▶ **PROMPT**:
Tally the lines in these records that hold the string "프리즘투자자문", and reply with the number alone.

==== EXERCISE MATERIAL ====

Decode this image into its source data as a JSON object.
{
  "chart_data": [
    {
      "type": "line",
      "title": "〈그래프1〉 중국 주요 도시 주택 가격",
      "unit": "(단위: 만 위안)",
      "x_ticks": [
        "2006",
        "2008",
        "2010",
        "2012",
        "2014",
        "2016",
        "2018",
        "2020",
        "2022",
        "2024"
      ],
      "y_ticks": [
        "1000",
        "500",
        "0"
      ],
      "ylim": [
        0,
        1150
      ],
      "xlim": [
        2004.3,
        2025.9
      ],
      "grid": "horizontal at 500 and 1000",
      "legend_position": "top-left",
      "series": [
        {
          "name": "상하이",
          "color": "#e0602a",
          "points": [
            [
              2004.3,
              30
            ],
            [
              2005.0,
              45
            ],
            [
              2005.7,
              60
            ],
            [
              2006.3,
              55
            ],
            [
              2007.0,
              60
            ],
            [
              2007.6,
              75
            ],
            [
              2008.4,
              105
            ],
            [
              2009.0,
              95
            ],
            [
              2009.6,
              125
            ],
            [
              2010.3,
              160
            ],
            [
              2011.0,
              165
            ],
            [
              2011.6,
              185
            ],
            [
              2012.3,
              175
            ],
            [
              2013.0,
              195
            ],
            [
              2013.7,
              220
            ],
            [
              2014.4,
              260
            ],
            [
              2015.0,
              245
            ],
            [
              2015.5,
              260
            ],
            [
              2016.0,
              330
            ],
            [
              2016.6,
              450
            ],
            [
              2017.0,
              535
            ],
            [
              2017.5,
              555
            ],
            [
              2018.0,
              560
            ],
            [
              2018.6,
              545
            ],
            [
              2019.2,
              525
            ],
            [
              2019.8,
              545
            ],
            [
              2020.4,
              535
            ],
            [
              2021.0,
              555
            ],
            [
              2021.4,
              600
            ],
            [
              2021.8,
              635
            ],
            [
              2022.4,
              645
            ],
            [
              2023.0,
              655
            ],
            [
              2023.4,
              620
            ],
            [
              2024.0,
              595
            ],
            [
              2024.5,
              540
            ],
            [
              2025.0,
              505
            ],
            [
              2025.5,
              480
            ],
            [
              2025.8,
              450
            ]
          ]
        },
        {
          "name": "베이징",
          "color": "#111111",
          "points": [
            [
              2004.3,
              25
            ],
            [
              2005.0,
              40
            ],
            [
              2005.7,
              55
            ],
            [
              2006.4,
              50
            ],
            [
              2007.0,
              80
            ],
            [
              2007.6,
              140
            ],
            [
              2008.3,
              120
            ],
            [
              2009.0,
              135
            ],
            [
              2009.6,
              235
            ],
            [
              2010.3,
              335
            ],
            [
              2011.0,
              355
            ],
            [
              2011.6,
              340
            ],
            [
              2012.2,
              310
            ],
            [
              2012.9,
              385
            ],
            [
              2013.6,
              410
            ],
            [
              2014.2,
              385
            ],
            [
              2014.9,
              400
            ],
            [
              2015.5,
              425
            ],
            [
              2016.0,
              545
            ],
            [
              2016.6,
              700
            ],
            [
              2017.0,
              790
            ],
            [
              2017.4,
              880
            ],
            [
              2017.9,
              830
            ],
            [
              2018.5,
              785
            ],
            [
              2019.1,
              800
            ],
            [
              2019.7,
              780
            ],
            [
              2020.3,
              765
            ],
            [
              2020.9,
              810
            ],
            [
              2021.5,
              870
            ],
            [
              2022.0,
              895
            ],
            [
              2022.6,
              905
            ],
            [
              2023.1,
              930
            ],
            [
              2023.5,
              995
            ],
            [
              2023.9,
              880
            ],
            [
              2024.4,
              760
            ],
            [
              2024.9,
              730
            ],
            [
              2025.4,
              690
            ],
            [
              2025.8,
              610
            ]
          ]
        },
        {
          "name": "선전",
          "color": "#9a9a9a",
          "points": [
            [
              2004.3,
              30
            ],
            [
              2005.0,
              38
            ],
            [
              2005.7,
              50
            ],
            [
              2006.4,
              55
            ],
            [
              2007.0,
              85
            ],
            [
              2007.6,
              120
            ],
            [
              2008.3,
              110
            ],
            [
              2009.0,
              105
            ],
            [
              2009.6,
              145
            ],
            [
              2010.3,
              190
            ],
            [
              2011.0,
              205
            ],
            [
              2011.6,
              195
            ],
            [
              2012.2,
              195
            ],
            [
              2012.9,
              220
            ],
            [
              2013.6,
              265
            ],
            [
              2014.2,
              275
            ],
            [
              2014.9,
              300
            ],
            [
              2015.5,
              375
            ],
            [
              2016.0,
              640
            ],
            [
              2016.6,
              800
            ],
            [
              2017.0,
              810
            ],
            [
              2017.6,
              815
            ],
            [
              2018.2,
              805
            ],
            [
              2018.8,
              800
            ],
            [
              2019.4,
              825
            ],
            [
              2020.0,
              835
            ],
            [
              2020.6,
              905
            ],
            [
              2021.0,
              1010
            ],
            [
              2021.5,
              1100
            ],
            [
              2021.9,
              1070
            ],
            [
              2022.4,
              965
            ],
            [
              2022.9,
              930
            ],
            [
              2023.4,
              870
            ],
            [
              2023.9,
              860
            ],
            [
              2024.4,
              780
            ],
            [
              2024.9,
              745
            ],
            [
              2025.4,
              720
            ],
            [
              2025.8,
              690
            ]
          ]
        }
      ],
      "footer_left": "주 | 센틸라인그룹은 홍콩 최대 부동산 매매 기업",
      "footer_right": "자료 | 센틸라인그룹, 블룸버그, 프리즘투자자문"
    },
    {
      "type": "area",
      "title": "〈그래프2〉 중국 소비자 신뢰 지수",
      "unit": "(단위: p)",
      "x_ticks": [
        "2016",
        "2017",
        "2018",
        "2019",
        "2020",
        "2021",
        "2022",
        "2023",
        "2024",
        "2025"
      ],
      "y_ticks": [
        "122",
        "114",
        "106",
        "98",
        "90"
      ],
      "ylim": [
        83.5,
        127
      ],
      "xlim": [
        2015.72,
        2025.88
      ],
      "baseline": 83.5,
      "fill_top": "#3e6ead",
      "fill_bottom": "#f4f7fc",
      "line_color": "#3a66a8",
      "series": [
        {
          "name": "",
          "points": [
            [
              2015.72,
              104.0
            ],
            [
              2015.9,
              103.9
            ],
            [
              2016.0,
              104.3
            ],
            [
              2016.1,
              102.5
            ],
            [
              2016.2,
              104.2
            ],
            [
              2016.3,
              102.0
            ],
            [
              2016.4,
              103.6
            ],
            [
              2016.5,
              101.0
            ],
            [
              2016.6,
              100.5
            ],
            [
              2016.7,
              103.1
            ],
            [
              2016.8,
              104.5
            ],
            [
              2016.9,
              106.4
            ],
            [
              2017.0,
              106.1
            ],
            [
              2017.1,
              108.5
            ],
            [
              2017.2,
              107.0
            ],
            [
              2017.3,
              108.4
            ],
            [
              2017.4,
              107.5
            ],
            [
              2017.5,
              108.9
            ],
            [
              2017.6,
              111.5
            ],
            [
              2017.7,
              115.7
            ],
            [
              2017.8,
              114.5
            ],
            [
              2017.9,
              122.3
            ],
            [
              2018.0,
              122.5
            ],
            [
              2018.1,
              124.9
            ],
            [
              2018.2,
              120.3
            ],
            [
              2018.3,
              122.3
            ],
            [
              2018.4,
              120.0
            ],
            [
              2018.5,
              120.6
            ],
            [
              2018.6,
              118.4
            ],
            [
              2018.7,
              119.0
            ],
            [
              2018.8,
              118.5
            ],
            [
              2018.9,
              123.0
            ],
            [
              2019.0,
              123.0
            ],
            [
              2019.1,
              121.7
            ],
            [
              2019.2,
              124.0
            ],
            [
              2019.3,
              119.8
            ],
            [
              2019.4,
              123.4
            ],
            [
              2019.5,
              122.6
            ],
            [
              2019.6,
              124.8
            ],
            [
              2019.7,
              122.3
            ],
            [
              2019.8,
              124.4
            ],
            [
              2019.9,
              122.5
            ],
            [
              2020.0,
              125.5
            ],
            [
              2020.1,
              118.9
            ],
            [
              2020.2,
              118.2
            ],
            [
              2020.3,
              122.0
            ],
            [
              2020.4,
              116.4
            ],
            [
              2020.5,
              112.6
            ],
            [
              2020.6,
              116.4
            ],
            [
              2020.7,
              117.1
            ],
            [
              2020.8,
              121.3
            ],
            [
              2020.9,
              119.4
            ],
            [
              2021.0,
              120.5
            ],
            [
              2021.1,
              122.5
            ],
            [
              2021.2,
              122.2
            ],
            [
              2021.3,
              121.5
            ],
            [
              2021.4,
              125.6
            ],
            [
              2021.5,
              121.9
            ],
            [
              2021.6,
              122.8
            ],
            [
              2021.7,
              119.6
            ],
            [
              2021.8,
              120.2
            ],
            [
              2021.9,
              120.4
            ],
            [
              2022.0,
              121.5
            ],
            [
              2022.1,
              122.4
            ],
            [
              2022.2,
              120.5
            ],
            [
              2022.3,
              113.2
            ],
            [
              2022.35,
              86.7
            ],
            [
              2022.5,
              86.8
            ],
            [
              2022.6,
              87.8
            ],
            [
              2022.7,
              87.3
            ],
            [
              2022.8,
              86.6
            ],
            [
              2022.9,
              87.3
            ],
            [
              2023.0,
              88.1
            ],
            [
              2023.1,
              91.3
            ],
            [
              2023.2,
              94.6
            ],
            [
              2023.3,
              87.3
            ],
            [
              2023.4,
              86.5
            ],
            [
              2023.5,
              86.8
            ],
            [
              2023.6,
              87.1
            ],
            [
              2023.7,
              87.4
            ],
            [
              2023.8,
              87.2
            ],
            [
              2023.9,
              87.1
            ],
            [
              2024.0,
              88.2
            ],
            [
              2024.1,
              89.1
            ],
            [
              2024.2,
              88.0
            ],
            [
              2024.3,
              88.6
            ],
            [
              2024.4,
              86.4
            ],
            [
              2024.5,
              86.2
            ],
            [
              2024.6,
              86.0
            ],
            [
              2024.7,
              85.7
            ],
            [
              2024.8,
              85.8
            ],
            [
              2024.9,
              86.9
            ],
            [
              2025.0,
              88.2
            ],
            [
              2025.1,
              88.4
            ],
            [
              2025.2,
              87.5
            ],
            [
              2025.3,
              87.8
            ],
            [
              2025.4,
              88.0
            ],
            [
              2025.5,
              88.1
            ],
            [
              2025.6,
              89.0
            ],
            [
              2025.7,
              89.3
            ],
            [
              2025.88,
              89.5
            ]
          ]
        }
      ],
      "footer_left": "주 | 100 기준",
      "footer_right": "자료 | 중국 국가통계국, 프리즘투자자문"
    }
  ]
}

====

▶ **SOLUTION**:
2